Textauszug:

Nach Motorolas Version der Geschichte lotete Google-Manager Andrew Rubin Anfang Juli aus, ob Motorola Patente verkaufen wolle. Je mehr Patente ein Unternehmen hat, desto geringer ist die Gefahr, wegen der Verletzung von geschützten Ideen von einem Rivalen verklagt zu werden. Besonders auf dem Smartphone-Markt dienen Patente den Herstellern als strategische Waffen gegen die Konkurrenz.

Motorola besitzt als Urgestein der Branche rund 17.000 Patente und 7500 Patentanträge sowie eine Entwicklungsabteilung, die fortlaufend Ideen produziert. Google mit seinem Smartphone-Betriebssystem Android ist dagegen ein Neuling in der Branche und somit gegen Vorwürfe, das geistige Eigentum anderer zu verletzen, schlecht gewappnet.

Motorola-Chef Sanjay Jha lehnte darum den Verkauf von Patenten ab - dann hätte ja Motorola sein bestes Pfund aus der Hand gegeben. Stattdessen reifte bei Motorola die Idee, dass Google die Handysparte des Konzerns komplett schlucken könnte.

Am 1. August bot Google dann tatsächlich 30 Dollar pro Aktie. Doch das Motorola-Management lehnte die Summe als viel zu niedrig ab und verlangte 43,50 Dollar. Google bot am 9. August 37 Dollar, Motorola verlangte 40,50 Dollar. Noch am gleichen Tage erhöhte Google auf 40 Dollar - und das Feilschen hatte ein Ende. Der Verwaltungsrat von Motorola willigte ein.

Gespeicherte Datensatzzeilen:

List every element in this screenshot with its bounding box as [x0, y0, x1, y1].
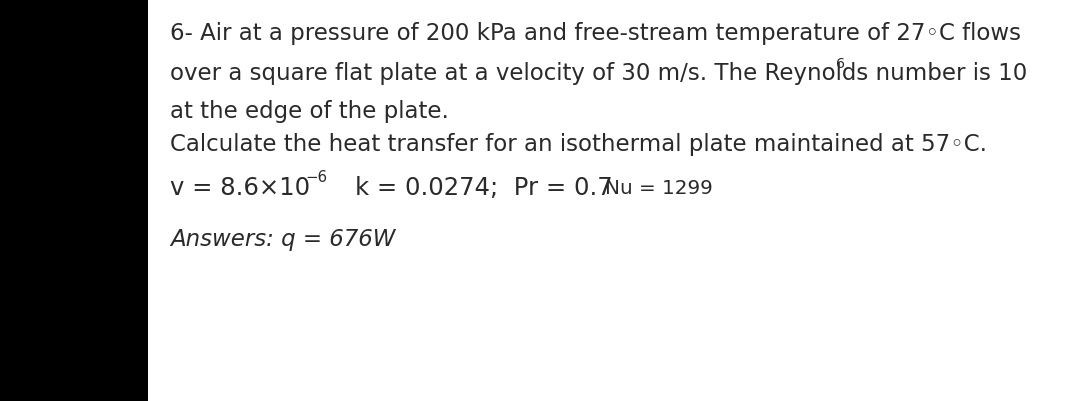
- Text: 6- Air at a pressure of 200 kPa and free-stream temperature of 27◦C flows: 6- Air at a pressure of 200 kPa and free…: [170, 22, 1021, 45]
- Text: Calculate the heat transfer for an isothermal plate maintained at 57◦C.: Calculate the heat transfer for an isoth…: [170, 133, 987, 156]
- Text: k = 0.0274;  Pr = 0.7: k = 0.0274; Pr = 0.7: [355, 176, 612, 200]
- Text: Nu = 1299: Nu = 1299: [605, 179, 713, 198]
- Text: −6: −6: [305, 170, 327, 185]
- Text: at the edge of the plate.: at the edge of the plate.: [170, 100, 449, 123]
- Text: 6: 6: [836, 57, 845, 71]
- Text: v = 8.6×10: v = 8.6×10: [170, 176, 310, 200]
- Text: over a square flat plate at a velocity of 30 m/s. The Reynolds number is 10: over a square flat plate at a velocity o…: [170, 62, 1027, 85]
- Text: Answers: q = 676W: Answers: q = 676W: [170, 228, 395, 251]
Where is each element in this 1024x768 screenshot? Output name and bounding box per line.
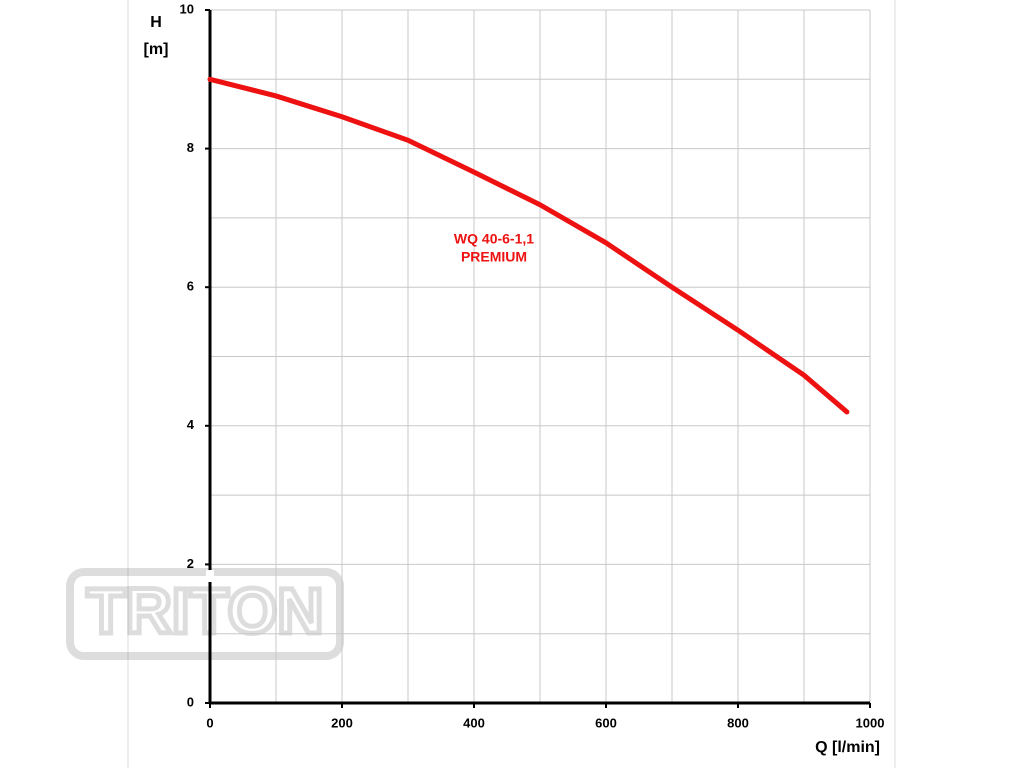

Aufgaben bearbeiten:
1. Stimmen die folgenden Aussagen mit dem Textauszug über die Verhandlungen zwischen Google und Motorola überein? Antworten Sie jeweils mit Ja oder Nein und zitieren Sie die entscheidenden Worte des Textes wörtlich.
(a) Motorola besitzt rund 17.000 Patente.
(b) Motorola-Chef Sanjay Jha stimmte dem Verkauf von Patenten zu.
(c) Am 1. August bot Google 37 Dollar pro Aktie.
2. Führen Sie den Textauszug über die Verhandlungen zwischen Google und Motorola nach seinem letzten Satz weiter.

Lösungen zur Übung:
1.
(a) Ja: „Motorola besitzt als Urgestein der Branche rund 17.000 Patente“
(b) Nein: „Motorola-Chef Sanjay Jha lehnte darum den Verkauf von Patenten ab“
(c) Nein: „Am 1. August bot Google dann tatsächlich 30 Dollar pro Aktie.“

2.
Doch warum ließ sich Google so schnell darauf ein, wo doch schon das erste Angebot über dem Börsenkurs lag und auch kein rivalisierender Bieter auszumachen war? Der deutsche Patentexperte Florian Müller glaubt, die Antwort zu kennen: Hätte Google nicht zugeschlagen, schreibt er in seinem Blog, hätte die Gefahr bestanden, dass Motorola zu Microsoft und dem Windows Phone umgeschwenkt wäre - ein schwerer Rückschlag für das "Ökosystem Android".

Mit dem Motorola-Geschäft hat sich Google womöglich selbst geschadet - nicht nur beim Preis: Andere Hersteller wie HTC oder Samsung werden misstrauisch. Als Google das System vor drei Jahren auf den Markt brachte, sollte es für alle Hersteller frei und gleichberechtigt verfügbar sein.

Wurden wirklich alle gleichrangig behandelt? In einem anderen Prozess um Patente ist ein Dokument aufgetaucht, das für Motorolas Konkurrenz höchst bedeutsam ist. Aus ihm geht hervor, dass Google gewillt war, Motorola zu bevorzugen. Demnach hatte Google seinen Entwicklern geraten, dem Konzern bei den Softwareupdates einen Zeitvorsprung zu gewähren. Den Hersteller einige Monate früher über die Neuerungen im System zu informieren, bedeutet, dass er seine Smartphones schneller anpassen kann. Womöglich schneller als die Konkurrenz - das würde den Wettbewerb verzerren. Von wann das Dokument ist, lässt sich nicht genau sagen. Das Fazit bleibt dasselbe: Google behandelt die Partner aus der Android-Familie offenbar nicht gleich, obwohl der Konzern das immer vorgab.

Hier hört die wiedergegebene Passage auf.